— Start of Materials provided —

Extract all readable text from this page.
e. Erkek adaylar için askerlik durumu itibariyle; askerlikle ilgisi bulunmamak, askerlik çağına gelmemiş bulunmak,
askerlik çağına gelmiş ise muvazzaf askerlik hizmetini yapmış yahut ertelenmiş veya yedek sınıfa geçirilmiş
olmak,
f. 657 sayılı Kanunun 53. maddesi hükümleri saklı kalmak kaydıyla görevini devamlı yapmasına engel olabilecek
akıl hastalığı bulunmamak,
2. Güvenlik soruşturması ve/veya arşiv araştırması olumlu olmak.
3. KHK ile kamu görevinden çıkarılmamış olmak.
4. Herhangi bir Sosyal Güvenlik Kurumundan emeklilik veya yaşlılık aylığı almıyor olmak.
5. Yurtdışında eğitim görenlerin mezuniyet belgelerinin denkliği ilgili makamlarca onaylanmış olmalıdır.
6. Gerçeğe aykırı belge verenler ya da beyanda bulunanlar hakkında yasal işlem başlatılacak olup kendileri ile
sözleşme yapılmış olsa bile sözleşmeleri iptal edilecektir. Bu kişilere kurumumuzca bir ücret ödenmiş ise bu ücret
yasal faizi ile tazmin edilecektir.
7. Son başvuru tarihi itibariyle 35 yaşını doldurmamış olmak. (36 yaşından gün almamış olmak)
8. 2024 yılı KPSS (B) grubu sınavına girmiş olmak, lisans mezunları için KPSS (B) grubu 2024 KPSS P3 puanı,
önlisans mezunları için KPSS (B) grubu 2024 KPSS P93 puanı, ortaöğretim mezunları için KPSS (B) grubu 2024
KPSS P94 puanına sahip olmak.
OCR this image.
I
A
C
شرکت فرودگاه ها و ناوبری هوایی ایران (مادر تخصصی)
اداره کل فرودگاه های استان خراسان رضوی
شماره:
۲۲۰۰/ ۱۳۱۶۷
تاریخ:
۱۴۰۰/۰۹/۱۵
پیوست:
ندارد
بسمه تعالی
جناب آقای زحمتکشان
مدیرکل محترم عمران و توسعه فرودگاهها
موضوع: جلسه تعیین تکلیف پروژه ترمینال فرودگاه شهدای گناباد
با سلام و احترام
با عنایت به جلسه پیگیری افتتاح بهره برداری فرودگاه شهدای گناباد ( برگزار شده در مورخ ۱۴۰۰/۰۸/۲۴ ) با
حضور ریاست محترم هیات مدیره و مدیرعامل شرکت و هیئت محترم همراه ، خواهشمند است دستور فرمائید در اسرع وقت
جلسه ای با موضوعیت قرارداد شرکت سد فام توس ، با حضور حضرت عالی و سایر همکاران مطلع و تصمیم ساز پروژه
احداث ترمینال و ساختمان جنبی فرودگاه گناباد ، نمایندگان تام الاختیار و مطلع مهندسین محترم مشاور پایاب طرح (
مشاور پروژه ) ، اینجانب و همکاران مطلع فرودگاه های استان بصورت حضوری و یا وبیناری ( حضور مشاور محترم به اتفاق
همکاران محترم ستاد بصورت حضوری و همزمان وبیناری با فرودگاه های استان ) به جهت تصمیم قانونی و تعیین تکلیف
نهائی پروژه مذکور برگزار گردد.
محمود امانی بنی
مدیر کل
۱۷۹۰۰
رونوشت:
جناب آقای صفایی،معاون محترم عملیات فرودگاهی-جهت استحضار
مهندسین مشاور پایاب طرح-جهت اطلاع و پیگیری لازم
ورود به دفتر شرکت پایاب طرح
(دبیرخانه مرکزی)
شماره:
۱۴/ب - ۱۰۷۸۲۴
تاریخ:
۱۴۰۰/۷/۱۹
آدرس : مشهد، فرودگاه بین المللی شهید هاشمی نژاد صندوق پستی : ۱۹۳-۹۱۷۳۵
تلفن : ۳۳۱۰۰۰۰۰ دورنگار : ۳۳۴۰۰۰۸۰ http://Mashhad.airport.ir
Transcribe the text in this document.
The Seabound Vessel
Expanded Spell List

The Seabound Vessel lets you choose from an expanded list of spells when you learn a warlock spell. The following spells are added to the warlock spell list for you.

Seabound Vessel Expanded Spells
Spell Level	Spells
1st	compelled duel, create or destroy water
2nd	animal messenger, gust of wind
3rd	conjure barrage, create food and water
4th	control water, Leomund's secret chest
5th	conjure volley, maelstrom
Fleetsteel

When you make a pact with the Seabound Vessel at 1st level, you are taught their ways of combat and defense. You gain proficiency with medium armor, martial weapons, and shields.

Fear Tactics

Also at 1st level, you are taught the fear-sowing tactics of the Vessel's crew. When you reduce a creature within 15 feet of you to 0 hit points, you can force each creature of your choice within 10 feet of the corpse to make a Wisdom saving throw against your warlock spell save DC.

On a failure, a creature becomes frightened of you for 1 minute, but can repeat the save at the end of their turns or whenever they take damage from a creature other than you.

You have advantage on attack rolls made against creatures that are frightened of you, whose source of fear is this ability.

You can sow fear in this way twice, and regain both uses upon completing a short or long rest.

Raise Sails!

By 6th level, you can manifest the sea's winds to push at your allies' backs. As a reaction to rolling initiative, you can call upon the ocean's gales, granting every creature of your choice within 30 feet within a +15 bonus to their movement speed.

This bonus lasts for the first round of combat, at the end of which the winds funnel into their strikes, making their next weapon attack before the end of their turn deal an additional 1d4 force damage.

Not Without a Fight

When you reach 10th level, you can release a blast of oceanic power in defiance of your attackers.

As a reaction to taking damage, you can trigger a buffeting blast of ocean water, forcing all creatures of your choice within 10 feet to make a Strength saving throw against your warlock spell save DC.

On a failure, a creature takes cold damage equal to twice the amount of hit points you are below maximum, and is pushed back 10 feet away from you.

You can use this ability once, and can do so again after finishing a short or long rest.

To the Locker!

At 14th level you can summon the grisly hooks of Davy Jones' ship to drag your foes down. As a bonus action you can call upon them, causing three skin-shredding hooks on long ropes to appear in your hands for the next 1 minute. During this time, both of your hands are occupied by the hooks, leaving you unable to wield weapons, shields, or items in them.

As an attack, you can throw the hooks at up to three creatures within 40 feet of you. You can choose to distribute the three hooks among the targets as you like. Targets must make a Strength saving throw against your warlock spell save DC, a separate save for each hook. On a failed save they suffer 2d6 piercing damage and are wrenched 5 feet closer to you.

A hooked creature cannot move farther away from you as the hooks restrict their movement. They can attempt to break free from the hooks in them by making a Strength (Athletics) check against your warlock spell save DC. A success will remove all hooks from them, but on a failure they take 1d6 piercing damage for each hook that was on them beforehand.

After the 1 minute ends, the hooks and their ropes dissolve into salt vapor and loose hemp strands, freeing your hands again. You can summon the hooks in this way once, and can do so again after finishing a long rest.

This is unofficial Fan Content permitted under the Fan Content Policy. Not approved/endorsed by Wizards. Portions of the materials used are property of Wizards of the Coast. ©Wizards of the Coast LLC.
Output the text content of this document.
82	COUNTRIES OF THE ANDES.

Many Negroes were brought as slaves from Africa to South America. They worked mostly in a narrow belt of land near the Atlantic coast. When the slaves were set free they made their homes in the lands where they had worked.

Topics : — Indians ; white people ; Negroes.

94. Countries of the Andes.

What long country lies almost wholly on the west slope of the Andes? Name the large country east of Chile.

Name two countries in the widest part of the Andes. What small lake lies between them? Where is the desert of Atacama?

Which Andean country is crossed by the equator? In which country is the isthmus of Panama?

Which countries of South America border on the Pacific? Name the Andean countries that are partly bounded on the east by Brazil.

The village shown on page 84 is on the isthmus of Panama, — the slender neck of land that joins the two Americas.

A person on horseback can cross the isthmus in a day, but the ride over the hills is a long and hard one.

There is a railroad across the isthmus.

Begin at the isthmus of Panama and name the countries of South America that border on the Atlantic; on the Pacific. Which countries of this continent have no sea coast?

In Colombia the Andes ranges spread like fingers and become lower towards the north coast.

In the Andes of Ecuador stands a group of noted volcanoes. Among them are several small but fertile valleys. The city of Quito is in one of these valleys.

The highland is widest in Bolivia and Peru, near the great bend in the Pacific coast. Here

— End of Materials provided —

Exercise description:
Copy all lines from the entries that contain the word "points".

Solution below:
Also at 1st level, you are taught the fear-sowing tactics of the Vessel's crew. When you reduce a creature within 15 feet of you to 0 hit points, you can force each creature of your choice within 10 feet of the corpse to make a Wisdom saving throw against your warlock spell save DC.
On a failure, a creature takes cold damage equal to twice the amount of hit points you are below maximum, and is pushed back 10 feet away from you.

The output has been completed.